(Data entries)

——

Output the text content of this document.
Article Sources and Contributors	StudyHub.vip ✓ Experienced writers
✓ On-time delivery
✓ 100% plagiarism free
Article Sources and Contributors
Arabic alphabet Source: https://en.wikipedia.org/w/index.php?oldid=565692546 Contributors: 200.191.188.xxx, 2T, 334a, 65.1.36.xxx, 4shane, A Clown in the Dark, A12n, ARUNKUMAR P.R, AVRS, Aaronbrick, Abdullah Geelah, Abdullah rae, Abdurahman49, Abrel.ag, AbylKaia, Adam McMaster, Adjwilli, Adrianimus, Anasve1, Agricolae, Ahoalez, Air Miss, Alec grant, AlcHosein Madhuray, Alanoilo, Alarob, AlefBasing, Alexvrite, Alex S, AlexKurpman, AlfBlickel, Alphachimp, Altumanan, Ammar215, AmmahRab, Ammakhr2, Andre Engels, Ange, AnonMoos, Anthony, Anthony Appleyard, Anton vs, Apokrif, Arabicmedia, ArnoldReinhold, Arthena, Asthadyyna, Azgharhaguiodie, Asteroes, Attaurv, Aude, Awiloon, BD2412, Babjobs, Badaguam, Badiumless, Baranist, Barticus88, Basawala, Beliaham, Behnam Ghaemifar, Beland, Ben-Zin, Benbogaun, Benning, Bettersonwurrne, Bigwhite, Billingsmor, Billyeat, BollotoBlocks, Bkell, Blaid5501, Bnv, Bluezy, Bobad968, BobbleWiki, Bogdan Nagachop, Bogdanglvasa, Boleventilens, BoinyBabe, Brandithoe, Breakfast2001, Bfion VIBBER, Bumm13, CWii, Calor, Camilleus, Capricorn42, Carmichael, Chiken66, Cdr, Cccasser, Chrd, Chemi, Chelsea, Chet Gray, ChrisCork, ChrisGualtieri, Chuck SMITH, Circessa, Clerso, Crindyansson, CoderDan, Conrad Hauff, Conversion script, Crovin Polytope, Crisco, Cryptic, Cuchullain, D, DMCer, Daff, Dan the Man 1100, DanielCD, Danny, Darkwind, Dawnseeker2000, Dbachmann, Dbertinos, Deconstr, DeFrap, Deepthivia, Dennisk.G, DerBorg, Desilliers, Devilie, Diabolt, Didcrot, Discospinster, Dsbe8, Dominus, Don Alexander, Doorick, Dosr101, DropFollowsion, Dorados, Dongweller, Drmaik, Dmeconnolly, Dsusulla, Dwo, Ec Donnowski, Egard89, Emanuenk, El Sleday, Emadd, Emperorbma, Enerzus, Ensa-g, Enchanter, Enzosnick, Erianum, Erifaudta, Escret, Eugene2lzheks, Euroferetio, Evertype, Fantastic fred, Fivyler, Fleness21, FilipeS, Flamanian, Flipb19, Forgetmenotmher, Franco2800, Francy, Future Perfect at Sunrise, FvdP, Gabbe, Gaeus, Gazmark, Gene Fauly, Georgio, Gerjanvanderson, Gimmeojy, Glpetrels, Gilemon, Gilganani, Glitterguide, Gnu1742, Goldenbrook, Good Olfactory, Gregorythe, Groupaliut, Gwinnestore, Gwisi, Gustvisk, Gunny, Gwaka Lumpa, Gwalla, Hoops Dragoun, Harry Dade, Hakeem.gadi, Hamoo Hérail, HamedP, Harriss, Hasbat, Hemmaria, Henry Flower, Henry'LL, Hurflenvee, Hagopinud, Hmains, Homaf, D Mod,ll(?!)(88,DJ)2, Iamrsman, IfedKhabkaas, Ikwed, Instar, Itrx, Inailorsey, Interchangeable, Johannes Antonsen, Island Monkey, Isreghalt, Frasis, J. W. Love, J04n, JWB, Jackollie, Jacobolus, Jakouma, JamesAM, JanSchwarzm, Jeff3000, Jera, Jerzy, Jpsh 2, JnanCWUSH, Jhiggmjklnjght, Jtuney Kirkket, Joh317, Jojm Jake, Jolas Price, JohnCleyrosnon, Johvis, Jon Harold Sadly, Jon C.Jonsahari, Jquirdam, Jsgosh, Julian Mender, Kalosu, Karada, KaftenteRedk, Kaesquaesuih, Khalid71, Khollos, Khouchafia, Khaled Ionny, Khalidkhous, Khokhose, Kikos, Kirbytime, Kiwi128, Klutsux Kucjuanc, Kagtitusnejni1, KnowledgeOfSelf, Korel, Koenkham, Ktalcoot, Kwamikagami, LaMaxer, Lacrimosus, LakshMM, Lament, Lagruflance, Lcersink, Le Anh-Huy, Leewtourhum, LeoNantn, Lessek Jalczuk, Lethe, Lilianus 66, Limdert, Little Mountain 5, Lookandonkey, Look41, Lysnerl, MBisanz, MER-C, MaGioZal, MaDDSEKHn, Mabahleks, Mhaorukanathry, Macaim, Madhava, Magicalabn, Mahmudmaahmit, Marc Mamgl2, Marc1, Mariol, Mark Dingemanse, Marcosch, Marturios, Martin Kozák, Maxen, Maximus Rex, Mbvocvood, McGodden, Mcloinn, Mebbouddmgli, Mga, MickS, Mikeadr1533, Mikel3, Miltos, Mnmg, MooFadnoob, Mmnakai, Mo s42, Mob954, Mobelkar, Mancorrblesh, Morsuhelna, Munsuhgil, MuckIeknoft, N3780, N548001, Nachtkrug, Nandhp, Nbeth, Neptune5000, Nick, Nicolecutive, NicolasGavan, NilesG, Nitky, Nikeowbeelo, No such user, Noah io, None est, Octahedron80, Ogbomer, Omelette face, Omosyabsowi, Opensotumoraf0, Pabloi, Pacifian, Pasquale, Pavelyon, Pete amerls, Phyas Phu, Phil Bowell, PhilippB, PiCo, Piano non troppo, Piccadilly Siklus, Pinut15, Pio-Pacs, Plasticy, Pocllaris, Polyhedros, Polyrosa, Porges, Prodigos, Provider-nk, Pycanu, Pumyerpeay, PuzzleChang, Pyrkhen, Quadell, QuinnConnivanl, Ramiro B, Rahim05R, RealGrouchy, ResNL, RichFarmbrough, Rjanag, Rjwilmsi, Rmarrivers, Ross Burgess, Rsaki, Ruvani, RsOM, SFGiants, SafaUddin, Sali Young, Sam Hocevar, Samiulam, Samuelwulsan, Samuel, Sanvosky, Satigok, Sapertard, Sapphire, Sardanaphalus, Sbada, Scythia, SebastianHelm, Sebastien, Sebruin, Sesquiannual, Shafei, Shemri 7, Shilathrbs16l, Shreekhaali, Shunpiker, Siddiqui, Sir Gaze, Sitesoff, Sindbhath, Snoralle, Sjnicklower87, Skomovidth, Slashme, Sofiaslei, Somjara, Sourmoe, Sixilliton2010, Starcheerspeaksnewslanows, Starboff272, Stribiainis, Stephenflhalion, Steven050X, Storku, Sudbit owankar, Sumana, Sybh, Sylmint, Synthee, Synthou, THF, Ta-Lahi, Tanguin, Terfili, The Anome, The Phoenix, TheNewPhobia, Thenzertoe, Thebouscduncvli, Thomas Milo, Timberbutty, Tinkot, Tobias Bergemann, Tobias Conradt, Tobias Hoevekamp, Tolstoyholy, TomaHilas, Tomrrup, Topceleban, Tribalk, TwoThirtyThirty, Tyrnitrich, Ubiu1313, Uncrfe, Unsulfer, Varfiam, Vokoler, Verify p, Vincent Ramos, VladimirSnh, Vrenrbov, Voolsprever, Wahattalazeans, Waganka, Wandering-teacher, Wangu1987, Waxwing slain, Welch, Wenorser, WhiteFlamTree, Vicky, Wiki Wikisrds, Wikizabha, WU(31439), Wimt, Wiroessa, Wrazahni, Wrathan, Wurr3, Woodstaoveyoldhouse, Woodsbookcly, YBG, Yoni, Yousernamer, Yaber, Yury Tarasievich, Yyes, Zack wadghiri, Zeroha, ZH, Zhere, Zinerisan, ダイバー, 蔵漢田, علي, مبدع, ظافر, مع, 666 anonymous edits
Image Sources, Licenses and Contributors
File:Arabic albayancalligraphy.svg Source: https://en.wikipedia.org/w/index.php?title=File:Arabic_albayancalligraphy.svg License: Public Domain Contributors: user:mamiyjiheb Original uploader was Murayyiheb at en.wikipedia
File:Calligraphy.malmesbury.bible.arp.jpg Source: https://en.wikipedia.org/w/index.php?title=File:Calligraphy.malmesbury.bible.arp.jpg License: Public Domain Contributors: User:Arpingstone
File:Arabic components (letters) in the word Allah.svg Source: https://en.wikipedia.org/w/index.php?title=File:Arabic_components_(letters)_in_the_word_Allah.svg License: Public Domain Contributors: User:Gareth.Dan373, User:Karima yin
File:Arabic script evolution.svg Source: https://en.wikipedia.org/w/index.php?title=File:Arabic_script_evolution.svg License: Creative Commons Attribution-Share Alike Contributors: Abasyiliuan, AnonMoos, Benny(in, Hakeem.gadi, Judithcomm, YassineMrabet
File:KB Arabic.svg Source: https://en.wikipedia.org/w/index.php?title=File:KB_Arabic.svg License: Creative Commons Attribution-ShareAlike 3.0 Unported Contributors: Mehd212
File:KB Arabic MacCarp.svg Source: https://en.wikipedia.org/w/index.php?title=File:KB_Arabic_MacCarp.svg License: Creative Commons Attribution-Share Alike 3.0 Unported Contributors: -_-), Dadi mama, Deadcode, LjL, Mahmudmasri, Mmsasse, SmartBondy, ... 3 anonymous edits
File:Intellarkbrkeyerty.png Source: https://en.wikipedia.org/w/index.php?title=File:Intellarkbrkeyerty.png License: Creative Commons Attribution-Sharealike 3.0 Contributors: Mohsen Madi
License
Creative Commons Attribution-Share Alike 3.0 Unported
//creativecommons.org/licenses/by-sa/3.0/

——

→ **Directions**: Whenever a line above includes "Sources", copy it in full.

→ **Response to the task**:
Article Sources and Contributors	StudyHub.vip ✓ Experienced writers
Article Sources and Contributors
Image Sources, Licenses and Contributors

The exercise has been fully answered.